**** RECORDED DATA

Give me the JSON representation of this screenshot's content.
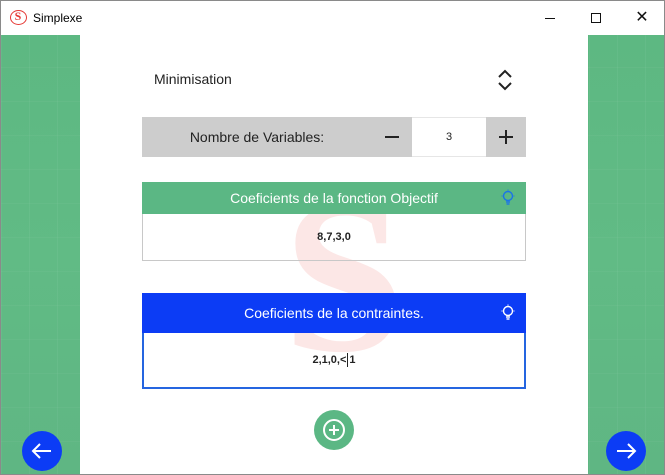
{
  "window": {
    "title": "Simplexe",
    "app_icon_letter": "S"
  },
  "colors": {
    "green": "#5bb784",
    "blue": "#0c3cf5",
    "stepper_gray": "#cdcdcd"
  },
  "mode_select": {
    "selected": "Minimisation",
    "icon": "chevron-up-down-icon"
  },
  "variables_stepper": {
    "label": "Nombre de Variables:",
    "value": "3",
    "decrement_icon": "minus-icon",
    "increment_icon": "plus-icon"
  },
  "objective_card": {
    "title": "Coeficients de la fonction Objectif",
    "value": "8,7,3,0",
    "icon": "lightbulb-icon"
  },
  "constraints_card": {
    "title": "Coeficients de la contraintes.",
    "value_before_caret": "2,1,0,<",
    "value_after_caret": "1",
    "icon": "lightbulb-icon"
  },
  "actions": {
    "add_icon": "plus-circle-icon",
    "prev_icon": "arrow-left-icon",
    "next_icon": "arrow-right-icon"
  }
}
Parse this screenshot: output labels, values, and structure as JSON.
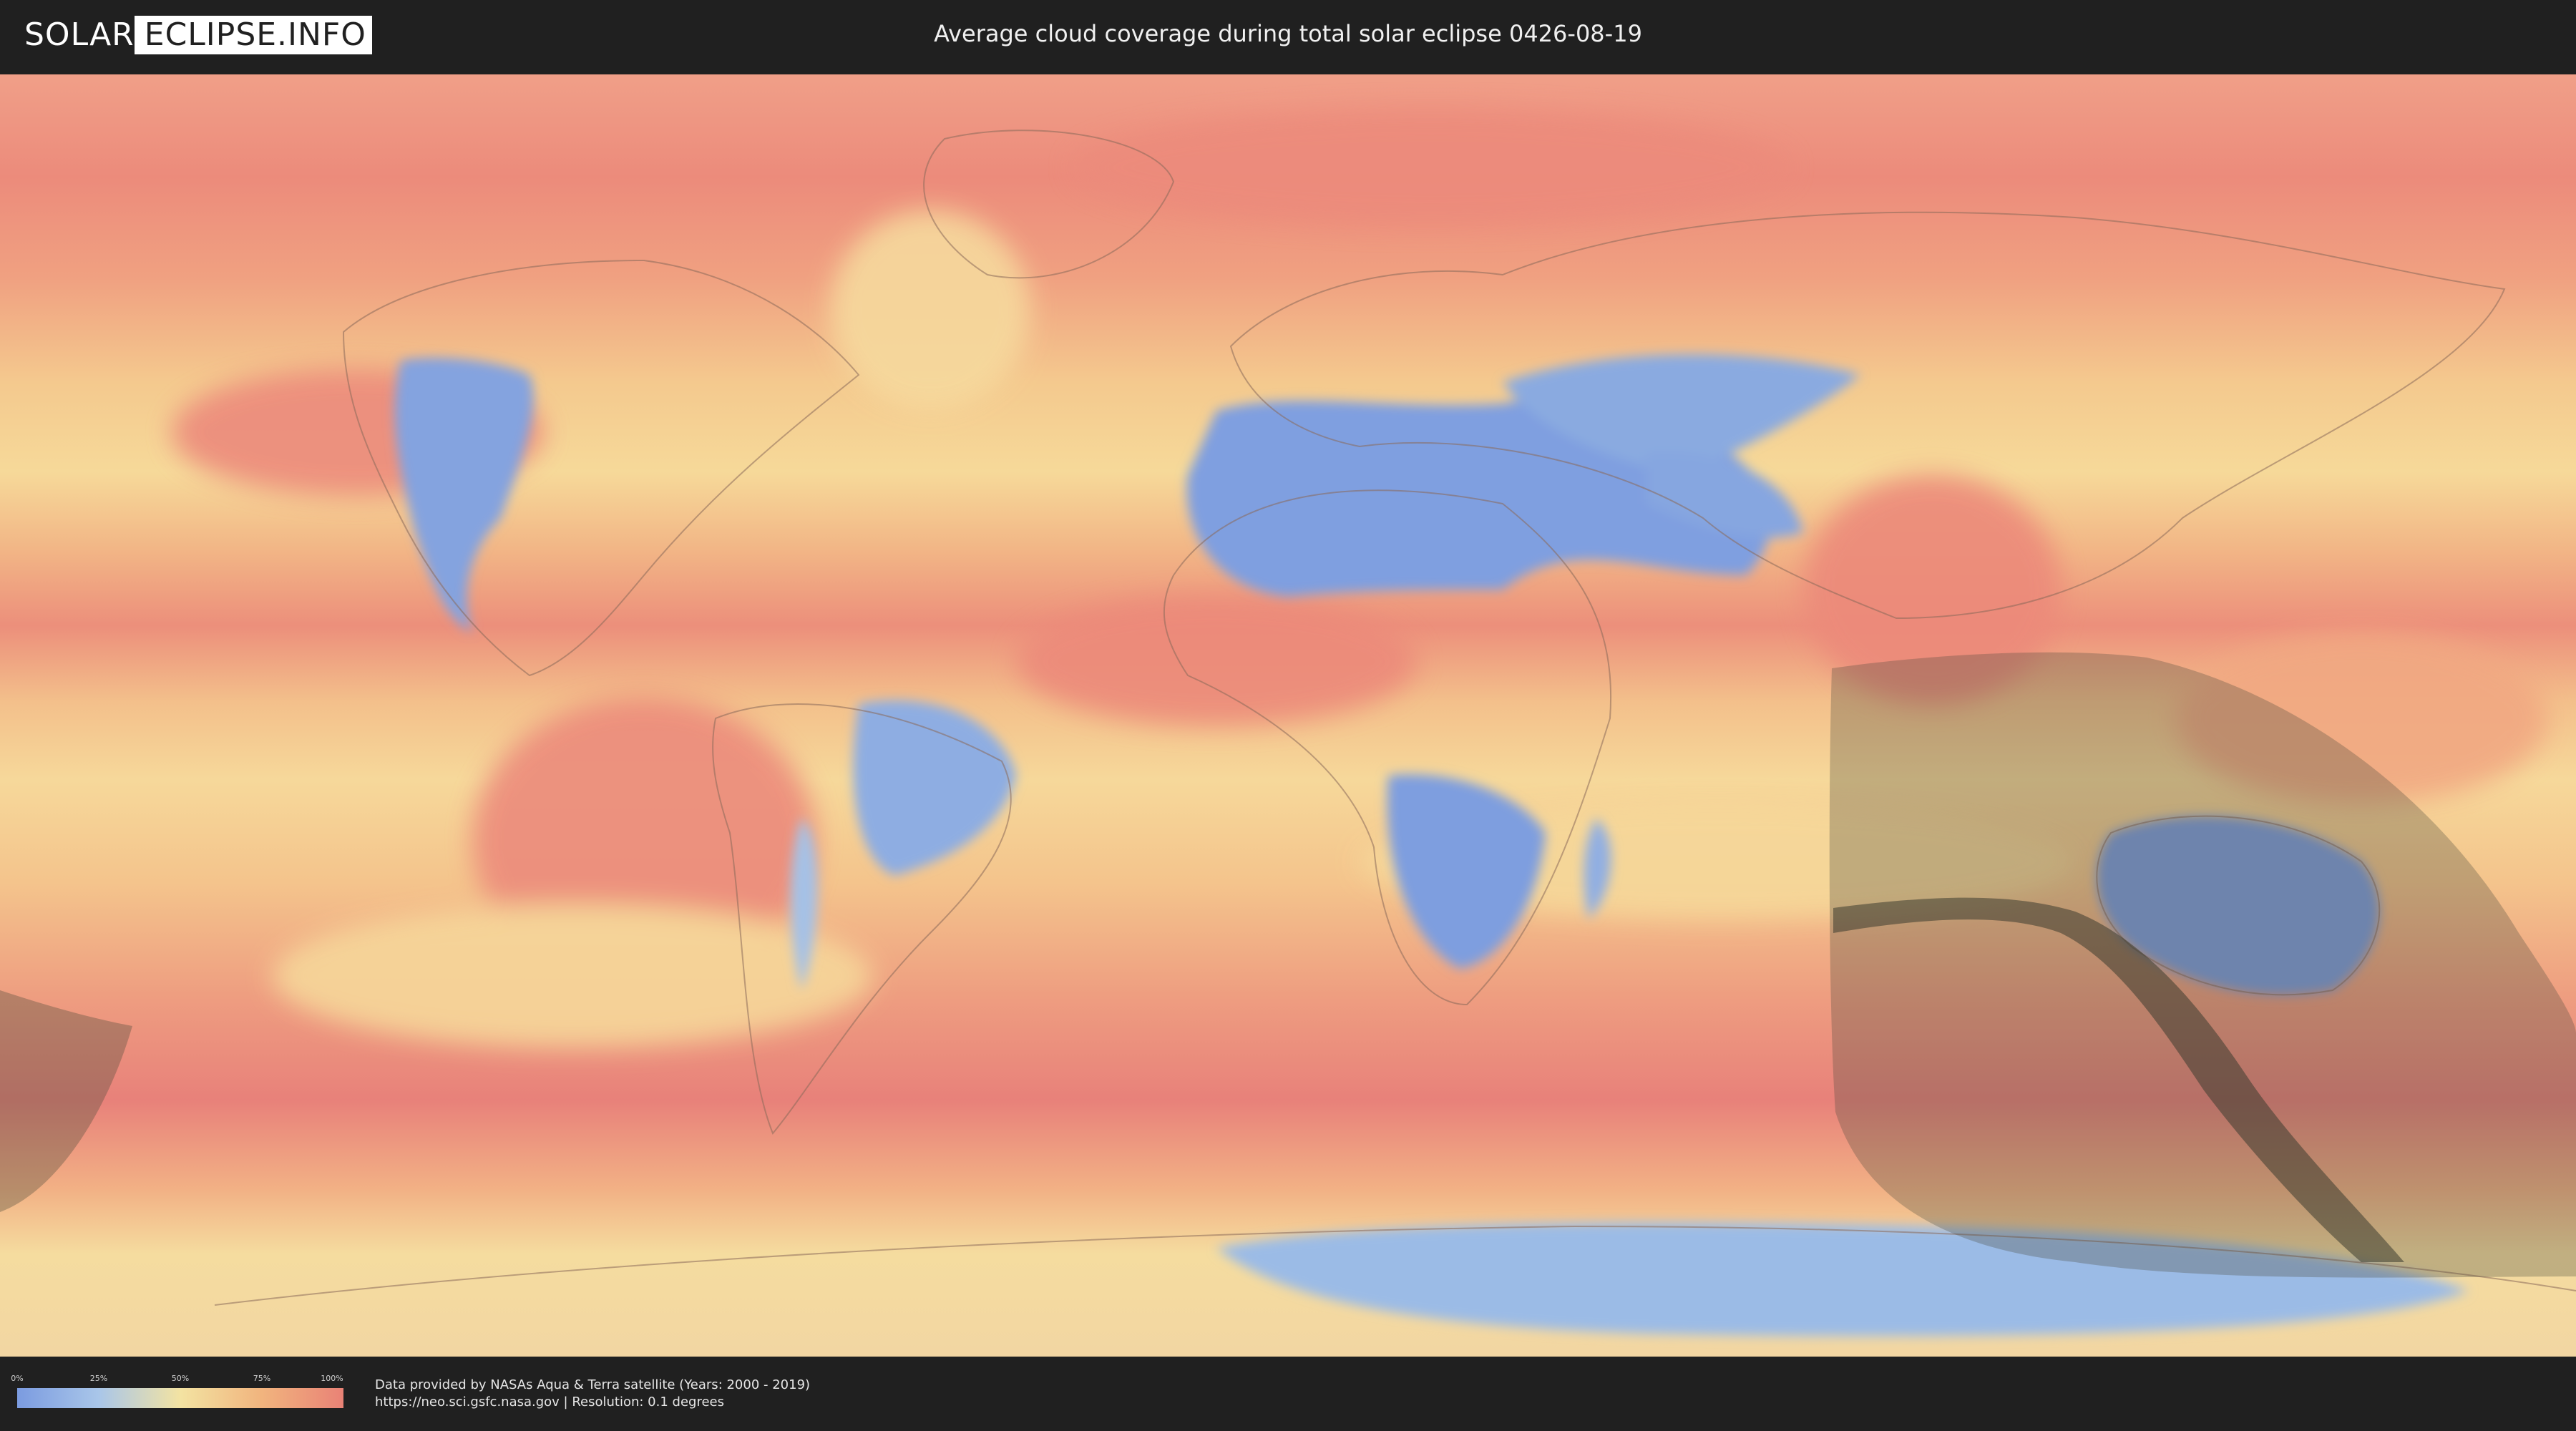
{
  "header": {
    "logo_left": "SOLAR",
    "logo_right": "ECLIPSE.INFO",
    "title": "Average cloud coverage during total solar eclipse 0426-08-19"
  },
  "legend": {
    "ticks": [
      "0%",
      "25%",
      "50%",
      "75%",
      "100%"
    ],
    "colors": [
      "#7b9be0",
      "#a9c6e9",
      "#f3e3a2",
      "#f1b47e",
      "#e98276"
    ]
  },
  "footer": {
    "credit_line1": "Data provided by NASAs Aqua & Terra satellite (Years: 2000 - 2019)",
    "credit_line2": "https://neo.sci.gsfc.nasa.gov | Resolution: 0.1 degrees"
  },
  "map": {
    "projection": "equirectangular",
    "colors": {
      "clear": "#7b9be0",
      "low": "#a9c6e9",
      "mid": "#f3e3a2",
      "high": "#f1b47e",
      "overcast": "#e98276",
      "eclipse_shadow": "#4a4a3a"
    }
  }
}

********

• [AIM]
What is the number of lines in the listing above that contain the string "JSON"? Give only the number.

• [ANSWER TO THIS EXERCISE]
2